=== Exercise input ===

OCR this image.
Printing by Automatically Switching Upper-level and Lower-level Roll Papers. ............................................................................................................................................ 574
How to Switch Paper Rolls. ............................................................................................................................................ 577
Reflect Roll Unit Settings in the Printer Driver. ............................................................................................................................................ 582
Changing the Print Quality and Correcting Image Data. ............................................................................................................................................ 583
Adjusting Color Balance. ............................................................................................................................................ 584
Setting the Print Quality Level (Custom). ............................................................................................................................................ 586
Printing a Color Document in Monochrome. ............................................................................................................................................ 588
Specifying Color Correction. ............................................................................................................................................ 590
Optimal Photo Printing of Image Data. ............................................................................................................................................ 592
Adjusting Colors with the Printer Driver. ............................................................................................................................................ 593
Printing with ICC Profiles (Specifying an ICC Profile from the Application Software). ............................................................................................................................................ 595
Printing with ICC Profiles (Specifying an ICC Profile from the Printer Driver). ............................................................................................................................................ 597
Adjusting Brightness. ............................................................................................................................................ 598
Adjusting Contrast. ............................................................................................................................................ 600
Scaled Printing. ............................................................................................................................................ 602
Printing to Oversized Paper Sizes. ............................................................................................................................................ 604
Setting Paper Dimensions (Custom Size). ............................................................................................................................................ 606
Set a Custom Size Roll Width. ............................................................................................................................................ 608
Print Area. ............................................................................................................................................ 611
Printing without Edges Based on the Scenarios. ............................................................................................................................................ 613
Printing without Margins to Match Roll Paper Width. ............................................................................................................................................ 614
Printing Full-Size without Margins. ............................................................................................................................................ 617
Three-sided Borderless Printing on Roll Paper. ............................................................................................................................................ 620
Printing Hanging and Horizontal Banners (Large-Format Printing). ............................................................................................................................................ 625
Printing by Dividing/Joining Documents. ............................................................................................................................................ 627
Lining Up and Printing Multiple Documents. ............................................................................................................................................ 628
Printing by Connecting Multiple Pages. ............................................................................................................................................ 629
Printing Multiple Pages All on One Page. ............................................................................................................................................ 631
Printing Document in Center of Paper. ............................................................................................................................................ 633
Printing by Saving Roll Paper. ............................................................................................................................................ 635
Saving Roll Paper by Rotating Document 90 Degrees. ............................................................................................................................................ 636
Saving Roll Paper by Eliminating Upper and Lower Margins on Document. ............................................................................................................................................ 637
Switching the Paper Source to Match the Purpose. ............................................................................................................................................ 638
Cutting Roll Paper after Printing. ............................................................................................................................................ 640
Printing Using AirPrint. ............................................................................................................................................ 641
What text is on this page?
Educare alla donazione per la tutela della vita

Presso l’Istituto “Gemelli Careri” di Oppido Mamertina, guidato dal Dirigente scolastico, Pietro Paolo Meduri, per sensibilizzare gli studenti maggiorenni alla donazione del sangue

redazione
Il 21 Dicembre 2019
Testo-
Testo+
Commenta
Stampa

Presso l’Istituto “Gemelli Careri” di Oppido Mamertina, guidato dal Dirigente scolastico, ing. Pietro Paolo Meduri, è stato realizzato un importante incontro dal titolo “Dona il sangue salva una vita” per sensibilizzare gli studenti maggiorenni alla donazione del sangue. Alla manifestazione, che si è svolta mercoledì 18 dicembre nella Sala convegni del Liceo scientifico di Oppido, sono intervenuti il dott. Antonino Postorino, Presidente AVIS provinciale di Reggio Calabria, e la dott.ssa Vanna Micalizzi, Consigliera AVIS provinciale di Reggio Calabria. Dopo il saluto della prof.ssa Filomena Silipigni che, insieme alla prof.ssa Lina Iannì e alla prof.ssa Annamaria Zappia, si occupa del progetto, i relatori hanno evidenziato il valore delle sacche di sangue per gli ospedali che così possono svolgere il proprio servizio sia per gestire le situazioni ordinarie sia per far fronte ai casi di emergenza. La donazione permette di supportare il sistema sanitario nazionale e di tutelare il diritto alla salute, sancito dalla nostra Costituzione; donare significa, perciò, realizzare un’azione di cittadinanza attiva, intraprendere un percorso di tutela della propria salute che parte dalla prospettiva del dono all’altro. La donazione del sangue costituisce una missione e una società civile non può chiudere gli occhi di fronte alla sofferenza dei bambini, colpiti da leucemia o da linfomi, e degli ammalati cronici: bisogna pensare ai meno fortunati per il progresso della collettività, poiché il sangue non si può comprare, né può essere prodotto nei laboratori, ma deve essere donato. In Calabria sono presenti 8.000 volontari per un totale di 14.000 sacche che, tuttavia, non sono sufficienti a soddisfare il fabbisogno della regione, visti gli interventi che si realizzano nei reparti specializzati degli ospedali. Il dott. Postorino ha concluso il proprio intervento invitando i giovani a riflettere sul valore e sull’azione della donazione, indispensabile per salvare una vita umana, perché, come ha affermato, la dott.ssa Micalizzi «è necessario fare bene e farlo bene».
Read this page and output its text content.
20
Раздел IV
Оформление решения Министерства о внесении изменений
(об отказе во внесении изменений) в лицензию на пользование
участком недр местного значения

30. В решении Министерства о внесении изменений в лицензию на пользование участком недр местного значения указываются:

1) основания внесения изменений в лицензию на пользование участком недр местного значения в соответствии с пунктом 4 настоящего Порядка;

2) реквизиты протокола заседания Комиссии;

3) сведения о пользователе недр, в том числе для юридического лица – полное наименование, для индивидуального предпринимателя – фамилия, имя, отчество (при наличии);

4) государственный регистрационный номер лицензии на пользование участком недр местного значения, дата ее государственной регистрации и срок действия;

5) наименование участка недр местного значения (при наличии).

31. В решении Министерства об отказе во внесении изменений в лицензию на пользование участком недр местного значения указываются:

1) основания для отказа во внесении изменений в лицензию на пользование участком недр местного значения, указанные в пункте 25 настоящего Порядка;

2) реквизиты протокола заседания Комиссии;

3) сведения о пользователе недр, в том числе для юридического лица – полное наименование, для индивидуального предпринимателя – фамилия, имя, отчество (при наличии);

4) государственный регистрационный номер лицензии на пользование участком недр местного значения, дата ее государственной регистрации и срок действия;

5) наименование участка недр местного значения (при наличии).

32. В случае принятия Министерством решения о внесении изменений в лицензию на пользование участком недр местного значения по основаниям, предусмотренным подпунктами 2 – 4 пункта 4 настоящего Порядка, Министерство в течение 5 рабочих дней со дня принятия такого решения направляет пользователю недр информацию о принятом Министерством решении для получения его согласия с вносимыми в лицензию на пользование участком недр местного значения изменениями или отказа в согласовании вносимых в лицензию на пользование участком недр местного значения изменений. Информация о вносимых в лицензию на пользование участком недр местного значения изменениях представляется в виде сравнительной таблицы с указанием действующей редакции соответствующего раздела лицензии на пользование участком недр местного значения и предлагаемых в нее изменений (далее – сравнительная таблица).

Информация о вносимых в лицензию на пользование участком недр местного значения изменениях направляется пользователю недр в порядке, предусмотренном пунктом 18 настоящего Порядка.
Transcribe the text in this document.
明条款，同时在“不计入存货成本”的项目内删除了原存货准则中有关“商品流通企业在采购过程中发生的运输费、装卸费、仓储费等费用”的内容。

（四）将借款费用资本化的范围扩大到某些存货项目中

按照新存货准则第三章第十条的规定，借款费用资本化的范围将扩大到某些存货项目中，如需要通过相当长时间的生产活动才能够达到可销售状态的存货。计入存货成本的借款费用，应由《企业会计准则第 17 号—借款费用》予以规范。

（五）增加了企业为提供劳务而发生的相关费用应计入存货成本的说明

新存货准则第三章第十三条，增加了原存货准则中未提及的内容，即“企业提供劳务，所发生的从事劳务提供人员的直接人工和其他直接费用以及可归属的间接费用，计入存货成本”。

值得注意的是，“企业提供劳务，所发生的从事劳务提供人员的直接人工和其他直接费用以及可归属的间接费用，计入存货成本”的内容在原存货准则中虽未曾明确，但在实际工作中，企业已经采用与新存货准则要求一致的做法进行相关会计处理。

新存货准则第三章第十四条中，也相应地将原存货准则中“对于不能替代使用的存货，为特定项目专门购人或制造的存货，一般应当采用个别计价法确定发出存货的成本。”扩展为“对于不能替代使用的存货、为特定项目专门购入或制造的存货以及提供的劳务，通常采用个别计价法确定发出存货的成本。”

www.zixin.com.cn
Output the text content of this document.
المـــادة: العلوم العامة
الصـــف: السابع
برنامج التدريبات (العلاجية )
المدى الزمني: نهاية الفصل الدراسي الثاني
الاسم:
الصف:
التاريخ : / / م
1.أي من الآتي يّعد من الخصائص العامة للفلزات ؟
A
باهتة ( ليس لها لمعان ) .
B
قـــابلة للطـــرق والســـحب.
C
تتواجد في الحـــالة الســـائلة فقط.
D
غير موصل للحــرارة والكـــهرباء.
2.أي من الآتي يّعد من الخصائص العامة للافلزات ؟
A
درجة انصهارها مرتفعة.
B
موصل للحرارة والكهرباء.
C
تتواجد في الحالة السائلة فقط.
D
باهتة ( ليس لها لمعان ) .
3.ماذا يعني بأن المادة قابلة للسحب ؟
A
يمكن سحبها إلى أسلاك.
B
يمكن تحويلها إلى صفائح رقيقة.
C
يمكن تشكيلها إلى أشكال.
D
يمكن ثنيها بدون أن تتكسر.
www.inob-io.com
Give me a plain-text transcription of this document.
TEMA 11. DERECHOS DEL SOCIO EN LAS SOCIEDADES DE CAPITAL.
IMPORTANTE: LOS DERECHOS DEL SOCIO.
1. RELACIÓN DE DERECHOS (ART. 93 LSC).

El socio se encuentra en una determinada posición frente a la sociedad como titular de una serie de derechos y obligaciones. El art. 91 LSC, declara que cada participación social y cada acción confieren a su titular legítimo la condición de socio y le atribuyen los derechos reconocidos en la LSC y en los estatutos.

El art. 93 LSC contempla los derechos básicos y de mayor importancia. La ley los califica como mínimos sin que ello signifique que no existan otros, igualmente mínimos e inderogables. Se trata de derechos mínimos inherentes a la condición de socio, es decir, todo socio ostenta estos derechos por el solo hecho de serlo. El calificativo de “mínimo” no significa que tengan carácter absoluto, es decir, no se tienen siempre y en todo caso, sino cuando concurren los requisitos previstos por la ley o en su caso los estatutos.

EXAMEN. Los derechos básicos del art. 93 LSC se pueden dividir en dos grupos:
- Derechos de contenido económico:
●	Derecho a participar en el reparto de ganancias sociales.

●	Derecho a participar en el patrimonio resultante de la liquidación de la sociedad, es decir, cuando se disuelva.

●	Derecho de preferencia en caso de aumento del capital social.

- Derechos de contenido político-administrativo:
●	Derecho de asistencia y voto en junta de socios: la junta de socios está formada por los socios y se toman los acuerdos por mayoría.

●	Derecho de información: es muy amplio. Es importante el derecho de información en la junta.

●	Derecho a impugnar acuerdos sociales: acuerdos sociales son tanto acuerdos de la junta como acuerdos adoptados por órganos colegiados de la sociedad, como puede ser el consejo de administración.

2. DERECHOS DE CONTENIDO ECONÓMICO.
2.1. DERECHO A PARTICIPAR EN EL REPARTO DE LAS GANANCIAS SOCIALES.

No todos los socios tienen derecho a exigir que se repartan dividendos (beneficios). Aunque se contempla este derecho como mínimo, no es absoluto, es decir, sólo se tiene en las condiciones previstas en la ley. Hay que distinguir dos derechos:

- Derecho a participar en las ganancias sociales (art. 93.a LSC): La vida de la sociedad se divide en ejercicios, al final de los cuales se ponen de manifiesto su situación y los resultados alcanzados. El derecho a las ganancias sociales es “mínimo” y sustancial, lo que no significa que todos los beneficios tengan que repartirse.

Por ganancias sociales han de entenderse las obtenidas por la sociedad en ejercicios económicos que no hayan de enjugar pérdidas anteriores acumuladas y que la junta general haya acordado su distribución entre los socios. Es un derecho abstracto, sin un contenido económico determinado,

===

Brief: Gather every line from the listing above in which "العامة" appears, and copy those lines.

Result:
المـــادة: العلوم العامة
1.أي من الآتي يّعد من الخصائص العامة للفلزات ؟
2.أي من الآتي يّعد من الخصائص العامة للافلزات ؟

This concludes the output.